What to work on:
Copy out each line exactly as it appears.
-- START Material supplied --
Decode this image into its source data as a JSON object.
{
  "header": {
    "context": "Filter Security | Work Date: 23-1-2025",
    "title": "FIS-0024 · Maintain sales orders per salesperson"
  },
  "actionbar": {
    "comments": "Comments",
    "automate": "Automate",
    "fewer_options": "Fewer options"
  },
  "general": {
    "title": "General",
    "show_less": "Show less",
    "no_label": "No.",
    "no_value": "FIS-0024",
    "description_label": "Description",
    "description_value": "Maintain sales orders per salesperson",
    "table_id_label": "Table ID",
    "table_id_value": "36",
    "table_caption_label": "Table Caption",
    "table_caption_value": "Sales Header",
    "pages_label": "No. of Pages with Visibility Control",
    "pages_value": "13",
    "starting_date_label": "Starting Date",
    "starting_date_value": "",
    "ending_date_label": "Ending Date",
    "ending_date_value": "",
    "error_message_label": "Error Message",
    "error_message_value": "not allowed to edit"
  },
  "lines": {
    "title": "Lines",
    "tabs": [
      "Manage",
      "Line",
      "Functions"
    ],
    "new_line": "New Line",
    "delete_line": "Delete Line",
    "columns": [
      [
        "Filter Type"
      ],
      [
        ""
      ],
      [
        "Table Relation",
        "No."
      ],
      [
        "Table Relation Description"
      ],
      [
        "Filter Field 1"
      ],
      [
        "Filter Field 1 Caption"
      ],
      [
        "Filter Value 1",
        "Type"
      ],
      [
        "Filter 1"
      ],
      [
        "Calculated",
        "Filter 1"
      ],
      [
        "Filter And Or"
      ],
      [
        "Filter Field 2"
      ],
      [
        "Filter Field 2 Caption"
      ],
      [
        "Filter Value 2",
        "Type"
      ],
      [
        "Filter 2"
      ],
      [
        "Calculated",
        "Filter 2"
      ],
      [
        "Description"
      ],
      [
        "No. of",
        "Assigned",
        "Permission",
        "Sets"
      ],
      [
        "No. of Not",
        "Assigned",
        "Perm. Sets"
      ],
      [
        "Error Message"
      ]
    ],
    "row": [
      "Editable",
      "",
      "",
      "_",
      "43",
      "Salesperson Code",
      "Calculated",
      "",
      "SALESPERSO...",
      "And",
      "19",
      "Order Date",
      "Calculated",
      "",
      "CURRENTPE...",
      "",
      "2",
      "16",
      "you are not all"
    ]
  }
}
-- END Material supplied --
Response to this exercise:
Decode this image into its source data as a JSON object.
{
  "header": {
    "context": "Filter Security | Work Date: 23-1-2025",
    "title": "FIS-0024 · Maintain sales orders per salesperson"
  },
  "actionbar": {
    "comments": "Comments",
    "automate": "Automate",
    "fewer_options": "Fewer options"
  },
  "general": {
    "title": "General",
    "show_less": "Show less",
    "no_label": "No.",
    "no_value": "FIS-0024",
    "description_label": "Description",
    "description_value": "Maintain sales orders per salesperson",
    "table_id_label": "Table ID",
    "table_id_value": "36",
    "table_caption_label": "Table Caption",
    "table_caption_value": "Sales Header",
    "pages_label": "No. of Pages with Visibility Control",
    "pages_value": "13",
    "starting_date_label": "Starting Date",
    "starting_date_value": "",
    "ending_date_label": "Ending Date",
    "ending_date_value": "",
    "error_message_label": "Error Message",
    "error_message_value": "not allowed to edit"
  },
  "lines": {
    "title": "Lines",
    "tabs": [
      "Manage",
      "Line",
      "Functions"
    ],
    "new_line": "New Line",
    "delete_line": "Delete Line",
    "columns": [
      [
        "Filter Type"
      ],
      [
        ""
      ],
      [
        "Table Relation",
        "No."
      ],
      [
        "Table Relation Description"
      ],
      [
        "Filter Field 1"
      ],
      [
        "Filter Field 1 Caption"
      ],
      [
        "Filter Value 1",
        "Type"
      ],
      [
        "Filter 1"
      ],
      [
        "Calculated",
        "Filter 1"
      ],
      [
        "Filter And Or"
      ],
      [
        "Filter Field 2"
      ],
      [
        "Filter Field 2 Caption"
      ],
      [
        "Filter Value 2",
        "Type"
      ],
      [
        "Filter 2"
      ],
      [
        "Calculated",
        "Filter 2"
      ],
      [
        "Description"
      ],
      [
        "No. of",
        "Assigned",
        "Permission",
        "Sets"
      ],
      [
        "No. of Not",
        "Assigned",
        "Perm. Sets"
      ],
      [
        "Error Message"
      ]
    ],
    "row": [
      "Editable",
      "",
      "",
      "_",
      "43",
      "Salesperson Code",
      "Calculated",
      "",
      "SALESPERSO...",
      "And",
      "19",
      "Order Date",
      "Calculated",
      "",
      "CURRENTPE...",
      "",
      "2",
      "16",
      "you are not all"
    ]
  }
}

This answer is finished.